What is asked -
How many lines of the material below contain the string "xlabel"? Answer with the number and nothing else.

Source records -

— START —

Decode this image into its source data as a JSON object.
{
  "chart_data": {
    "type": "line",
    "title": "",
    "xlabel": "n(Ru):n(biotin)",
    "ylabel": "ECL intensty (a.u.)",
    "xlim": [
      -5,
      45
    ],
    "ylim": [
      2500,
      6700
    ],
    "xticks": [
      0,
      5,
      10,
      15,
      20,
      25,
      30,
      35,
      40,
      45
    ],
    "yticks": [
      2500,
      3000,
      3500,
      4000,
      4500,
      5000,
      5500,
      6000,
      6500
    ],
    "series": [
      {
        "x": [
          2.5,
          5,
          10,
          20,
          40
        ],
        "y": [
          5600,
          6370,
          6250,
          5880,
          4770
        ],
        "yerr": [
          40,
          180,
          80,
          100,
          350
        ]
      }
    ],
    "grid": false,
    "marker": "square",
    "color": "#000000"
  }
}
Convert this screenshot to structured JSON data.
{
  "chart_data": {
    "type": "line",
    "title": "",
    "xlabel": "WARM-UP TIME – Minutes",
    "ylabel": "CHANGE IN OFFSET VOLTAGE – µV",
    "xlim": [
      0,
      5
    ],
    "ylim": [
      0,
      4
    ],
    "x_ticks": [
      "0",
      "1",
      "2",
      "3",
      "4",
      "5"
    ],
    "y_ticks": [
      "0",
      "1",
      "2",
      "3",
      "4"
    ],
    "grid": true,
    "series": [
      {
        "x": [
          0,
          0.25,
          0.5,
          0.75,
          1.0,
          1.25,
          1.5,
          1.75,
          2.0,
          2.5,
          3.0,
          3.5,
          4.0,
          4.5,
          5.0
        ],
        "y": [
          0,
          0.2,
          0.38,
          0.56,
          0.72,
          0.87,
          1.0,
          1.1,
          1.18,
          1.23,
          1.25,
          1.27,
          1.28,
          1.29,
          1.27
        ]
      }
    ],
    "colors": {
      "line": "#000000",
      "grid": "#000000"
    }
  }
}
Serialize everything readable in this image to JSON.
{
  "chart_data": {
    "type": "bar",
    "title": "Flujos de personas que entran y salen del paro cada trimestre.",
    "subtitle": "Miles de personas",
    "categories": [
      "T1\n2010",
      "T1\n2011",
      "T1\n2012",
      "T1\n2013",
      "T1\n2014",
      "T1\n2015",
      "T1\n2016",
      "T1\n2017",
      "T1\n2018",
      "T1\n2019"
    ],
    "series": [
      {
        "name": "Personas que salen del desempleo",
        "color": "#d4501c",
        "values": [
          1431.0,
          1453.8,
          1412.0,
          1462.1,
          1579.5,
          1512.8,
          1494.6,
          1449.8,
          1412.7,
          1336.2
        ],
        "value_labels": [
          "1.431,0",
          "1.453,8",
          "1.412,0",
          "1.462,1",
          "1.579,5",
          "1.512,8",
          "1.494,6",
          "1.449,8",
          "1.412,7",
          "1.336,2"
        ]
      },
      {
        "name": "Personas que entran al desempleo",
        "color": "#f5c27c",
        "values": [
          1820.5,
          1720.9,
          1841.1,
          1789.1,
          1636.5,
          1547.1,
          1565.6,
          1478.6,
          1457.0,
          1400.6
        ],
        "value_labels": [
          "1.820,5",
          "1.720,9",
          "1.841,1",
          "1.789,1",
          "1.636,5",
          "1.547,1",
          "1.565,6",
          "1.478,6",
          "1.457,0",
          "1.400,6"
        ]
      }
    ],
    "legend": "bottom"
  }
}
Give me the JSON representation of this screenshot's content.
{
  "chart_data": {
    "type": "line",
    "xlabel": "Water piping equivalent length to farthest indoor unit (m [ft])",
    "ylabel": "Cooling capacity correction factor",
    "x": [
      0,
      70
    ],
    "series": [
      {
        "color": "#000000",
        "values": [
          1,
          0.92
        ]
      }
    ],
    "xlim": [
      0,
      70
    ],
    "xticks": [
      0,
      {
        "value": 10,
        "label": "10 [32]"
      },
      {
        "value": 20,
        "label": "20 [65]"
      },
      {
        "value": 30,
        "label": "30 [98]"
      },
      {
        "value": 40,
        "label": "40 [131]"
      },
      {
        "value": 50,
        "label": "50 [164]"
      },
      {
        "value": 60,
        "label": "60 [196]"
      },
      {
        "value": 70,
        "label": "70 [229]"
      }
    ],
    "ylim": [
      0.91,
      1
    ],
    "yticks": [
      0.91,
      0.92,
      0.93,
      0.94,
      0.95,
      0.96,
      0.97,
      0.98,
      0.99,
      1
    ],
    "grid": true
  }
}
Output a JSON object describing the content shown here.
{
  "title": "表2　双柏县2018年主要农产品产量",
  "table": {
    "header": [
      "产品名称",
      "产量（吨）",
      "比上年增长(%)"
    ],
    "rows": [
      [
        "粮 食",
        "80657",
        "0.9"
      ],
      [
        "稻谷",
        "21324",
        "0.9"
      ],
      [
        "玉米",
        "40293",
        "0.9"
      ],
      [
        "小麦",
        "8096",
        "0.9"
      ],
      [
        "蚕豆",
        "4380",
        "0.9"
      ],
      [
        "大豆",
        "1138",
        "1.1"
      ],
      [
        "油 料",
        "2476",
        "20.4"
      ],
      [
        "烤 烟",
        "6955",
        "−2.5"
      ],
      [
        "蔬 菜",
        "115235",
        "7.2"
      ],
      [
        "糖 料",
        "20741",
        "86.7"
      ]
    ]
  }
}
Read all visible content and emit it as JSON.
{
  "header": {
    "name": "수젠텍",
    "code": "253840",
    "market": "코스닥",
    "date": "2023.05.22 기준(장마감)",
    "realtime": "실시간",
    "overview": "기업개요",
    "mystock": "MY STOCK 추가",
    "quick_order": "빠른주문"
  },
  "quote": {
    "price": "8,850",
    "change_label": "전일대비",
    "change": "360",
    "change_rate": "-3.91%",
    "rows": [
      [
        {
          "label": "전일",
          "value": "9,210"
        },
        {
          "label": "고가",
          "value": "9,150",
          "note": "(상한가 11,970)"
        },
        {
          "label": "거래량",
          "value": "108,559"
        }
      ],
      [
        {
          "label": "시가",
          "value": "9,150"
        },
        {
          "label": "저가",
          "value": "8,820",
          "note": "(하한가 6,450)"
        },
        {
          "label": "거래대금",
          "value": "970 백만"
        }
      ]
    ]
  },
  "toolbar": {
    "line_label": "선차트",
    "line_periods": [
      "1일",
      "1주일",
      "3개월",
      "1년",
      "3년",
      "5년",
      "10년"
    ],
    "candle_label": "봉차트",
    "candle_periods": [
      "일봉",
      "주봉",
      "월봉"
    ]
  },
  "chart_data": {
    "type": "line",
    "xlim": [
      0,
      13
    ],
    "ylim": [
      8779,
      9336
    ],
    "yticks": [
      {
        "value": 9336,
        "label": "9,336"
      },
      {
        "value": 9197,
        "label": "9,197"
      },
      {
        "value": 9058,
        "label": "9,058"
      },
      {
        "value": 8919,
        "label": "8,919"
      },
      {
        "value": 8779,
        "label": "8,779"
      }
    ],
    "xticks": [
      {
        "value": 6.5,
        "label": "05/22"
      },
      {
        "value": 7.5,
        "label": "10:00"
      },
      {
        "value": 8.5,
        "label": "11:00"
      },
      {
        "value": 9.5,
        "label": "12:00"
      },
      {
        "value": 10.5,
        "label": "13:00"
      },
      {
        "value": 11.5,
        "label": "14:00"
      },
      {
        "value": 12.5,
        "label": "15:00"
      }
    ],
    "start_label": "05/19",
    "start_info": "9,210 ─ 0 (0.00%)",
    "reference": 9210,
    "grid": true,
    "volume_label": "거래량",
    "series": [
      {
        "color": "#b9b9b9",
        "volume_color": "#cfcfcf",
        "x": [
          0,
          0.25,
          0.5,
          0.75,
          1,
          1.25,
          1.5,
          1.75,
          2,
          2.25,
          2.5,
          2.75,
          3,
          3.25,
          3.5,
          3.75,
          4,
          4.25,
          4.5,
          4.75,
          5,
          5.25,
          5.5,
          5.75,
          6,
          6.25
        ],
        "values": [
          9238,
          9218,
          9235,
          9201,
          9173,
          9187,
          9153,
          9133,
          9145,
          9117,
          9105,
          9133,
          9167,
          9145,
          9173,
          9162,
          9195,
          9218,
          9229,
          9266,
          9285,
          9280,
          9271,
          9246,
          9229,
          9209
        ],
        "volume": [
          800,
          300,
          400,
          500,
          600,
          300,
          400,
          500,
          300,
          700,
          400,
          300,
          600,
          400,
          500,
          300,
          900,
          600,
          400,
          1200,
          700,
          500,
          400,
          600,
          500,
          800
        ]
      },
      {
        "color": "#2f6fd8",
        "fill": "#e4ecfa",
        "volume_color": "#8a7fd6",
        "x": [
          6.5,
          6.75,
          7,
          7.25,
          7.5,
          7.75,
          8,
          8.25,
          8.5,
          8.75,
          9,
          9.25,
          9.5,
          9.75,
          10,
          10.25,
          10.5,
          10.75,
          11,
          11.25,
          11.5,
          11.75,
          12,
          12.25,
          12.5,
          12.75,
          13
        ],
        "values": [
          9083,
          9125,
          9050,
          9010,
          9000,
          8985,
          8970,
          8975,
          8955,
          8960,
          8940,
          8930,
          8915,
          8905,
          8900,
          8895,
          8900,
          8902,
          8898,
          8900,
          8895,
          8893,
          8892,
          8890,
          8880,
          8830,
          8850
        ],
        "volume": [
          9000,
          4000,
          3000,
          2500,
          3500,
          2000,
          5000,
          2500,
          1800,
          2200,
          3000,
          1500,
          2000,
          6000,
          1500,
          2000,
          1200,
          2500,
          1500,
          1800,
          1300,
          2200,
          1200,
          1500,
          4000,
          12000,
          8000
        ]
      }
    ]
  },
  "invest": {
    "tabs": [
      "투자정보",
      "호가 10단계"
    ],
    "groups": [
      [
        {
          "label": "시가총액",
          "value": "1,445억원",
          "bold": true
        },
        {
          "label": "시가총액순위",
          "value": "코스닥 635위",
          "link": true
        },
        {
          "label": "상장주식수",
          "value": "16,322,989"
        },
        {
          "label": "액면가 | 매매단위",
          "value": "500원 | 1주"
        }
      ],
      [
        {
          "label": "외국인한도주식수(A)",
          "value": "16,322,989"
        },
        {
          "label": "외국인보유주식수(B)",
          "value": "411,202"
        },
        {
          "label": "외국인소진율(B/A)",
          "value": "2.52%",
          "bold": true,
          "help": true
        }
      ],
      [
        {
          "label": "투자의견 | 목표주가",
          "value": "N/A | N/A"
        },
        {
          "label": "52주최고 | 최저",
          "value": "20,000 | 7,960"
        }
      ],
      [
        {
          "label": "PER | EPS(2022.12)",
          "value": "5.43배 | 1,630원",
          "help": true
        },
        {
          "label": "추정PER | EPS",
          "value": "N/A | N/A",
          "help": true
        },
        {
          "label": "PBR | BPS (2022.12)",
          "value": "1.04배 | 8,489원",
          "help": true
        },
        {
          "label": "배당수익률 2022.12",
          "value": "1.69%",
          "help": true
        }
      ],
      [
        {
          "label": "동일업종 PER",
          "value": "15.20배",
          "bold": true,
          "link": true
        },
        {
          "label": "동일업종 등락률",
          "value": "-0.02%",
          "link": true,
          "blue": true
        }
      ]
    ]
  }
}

— END —

Written response -
3